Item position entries
## start

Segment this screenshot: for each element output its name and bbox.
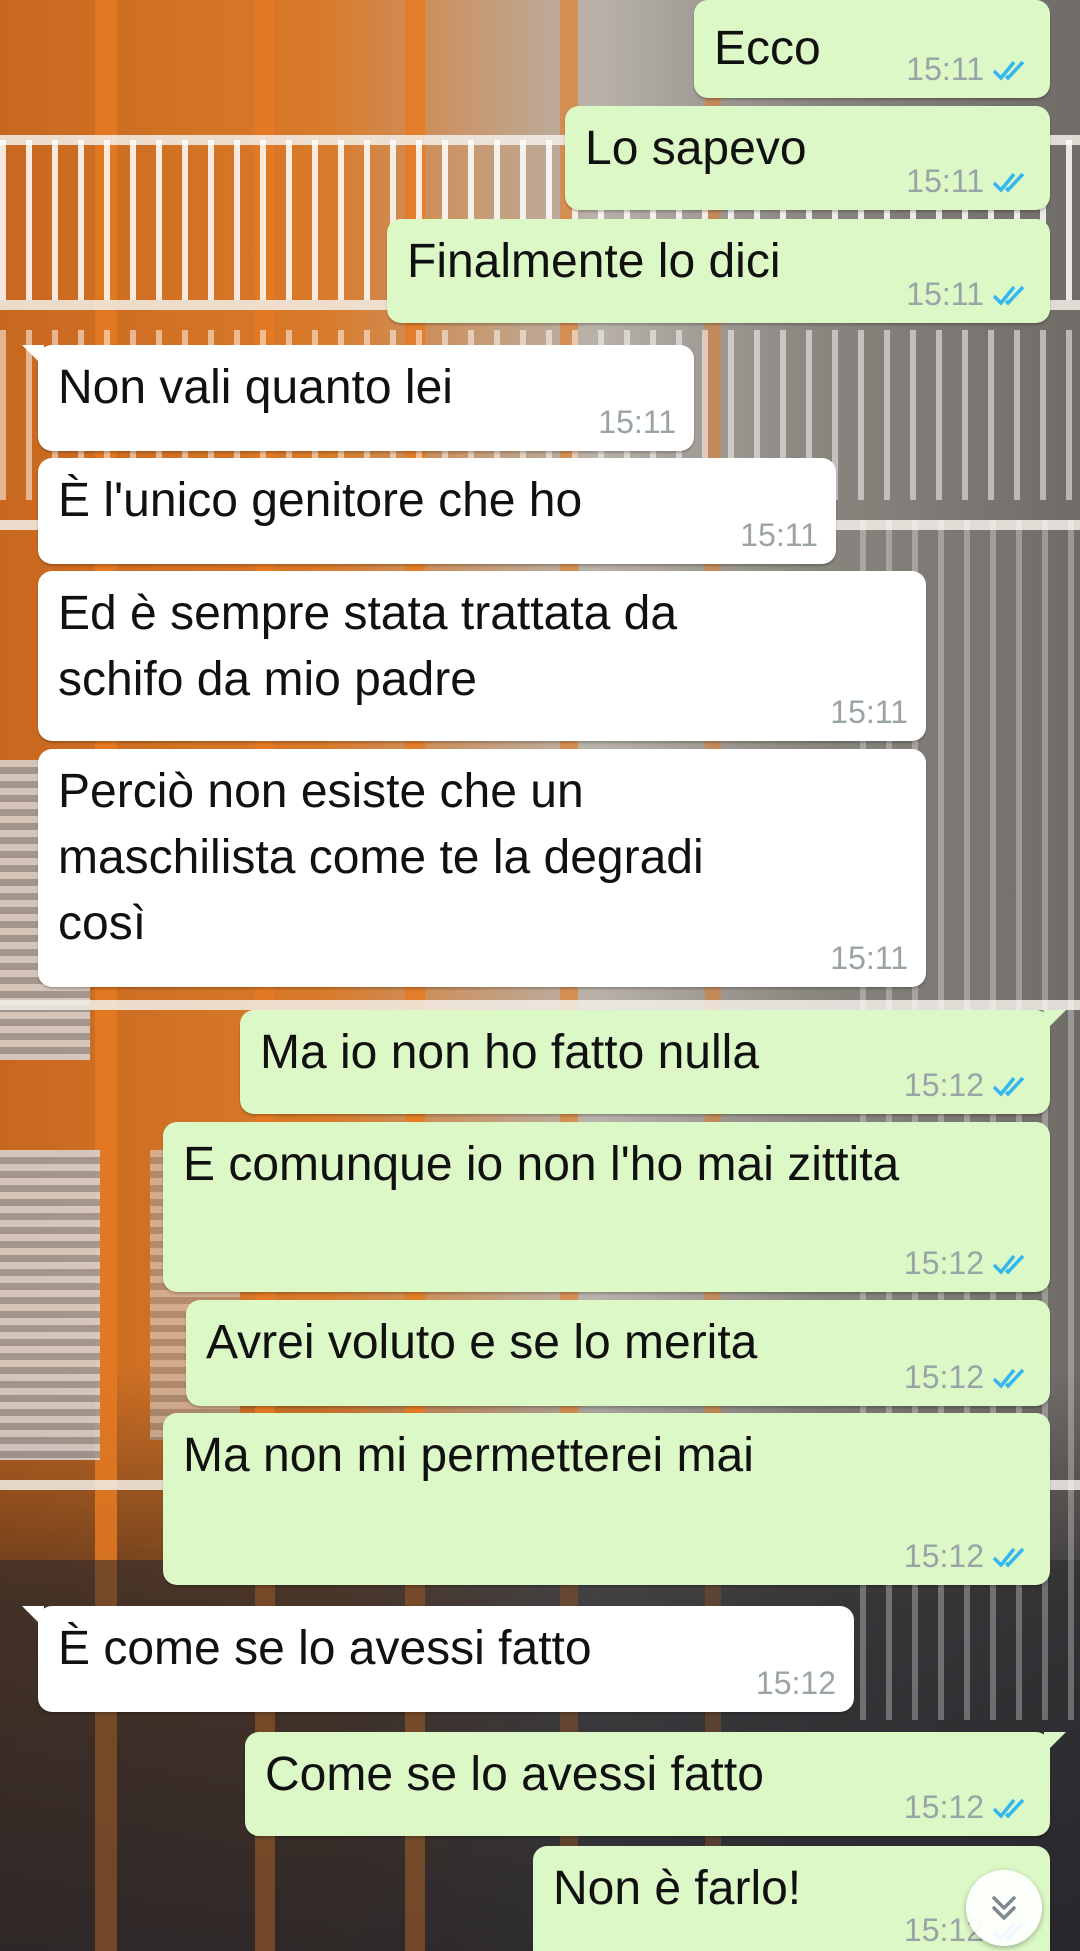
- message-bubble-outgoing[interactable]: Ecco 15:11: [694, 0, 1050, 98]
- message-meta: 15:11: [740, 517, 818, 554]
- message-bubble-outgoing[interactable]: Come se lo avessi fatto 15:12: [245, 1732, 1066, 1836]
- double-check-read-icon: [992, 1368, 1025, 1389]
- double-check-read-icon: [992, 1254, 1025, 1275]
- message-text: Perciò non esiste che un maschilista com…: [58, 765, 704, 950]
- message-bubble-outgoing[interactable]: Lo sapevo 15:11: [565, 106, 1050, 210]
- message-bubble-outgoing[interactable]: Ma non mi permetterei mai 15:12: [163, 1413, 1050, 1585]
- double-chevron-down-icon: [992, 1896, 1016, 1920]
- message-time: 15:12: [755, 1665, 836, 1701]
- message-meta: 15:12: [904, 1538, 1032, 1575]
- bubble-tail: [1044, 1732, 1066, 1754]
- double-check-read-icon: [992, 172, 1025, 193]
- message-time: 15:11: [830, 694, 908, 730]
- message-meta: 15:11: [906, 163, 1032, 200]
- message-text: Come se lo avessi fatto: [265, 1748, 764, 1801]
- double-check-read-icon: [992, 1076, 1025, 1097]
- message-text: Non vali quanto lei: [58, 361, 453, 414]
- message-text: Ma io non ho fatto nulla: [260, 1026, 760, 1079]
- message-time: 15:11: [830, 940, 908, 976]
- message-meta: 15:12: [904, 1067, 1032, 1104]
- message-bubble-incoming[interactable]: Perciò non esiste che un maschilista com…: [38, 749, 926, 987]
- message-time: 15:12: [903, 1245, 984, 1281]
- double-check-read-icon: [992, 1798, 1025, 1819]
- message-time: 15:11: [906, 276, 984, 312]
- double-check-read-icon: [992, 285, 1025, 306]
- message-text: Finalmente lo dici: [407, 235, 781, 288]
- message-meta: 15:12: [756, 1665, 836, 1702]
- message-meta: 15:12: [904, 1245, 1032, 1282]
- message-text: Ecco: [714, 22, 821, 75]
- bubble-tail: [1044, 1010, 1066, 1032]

## end

◆ **WRITTEN INSTRUCTION**
Retype every line of the entries above without any changes, but omit the picture.

◆ **SOLUTION**
Segment this screenshot: for each element output its name and bbox.
- message-bubble-outgoing[interactable]: Ecco 15:11: [694, 0, 1050, 98]
- message-meta: 15:11: [740, 517, 818, 554]
- message-bubble-outgoing[interactable]: Come se lo avessi fatto 15:12: [245, 1732, 1066, 1836]
- double-check-read-icon: [992, 1368, 1025, 1389]
- double-check-read-icon: [992, 1254, 1025, 1275]
- message-text: Perciò non esiste che un maschilista com…: [58, 765, 704, 950]
- message-bubble-outgoing[interactable]: Lo sapevo 15:11: [565, 106, 1050, 210]
- message-bubble-outgoing[interactable]: Ma non mi permetterei mai 15:12: [163, 1413, 1050, 1585]
- double-chevron-down-icon: [992, 1896, 1016, 1920]
- message-time: 15:12: [755, 1665, 836, 1701]
- message-meta: 15:12: [904, 1538, 1032, 1575]
- bubble-tail: [1044, 1732, 1066, 1754]
- double-check-read-icon: [992, 172, 1025, 193]
- message-time: 15:11: [830, 694, 908, 730]
- message-meta: 15:11: [906, 163, 1032, 200]
- message-text: Come se lo avessi fatto: [265, 1748, 764, 1801]
- double-check-read-icon: [992, 1076, 1025, 1097]
- message-text: Non vali quanto lei: [58, 361, 453, 414]
- message-text: Ma io non ho fatto nulla: [260, 1026, 760, 1079]
- message-time: 15:11: [830, 940, 908, 976]
- message-meta: 15:12: [904, 1067, 1032, 1104]
- message-bubble-incoming[interactable]: Perciò non esiste che un maschilista com…: [38, 749, 926, 987]
- message-time: 15:12: [903, 1245, 984, 1281]
- double-check-read-icon: [992, 1798, 1025, 1819]
- message-time: 15:11: [906, 276, 984, 312]
- double-check-read-icon: [992, 285, 1025, 306]
- message-text: Finalmente lo dici: [407, 235, 781, 288]
- message-meta: 15:12: [756, 1665, 836, 1702]
- message-meta: 15:12: [904, 1245, 1032, 1282]
- message-text: Ecco: [714, 22, 821, 75]
- bubble-tail: [1044, 1010, 1066, 1032]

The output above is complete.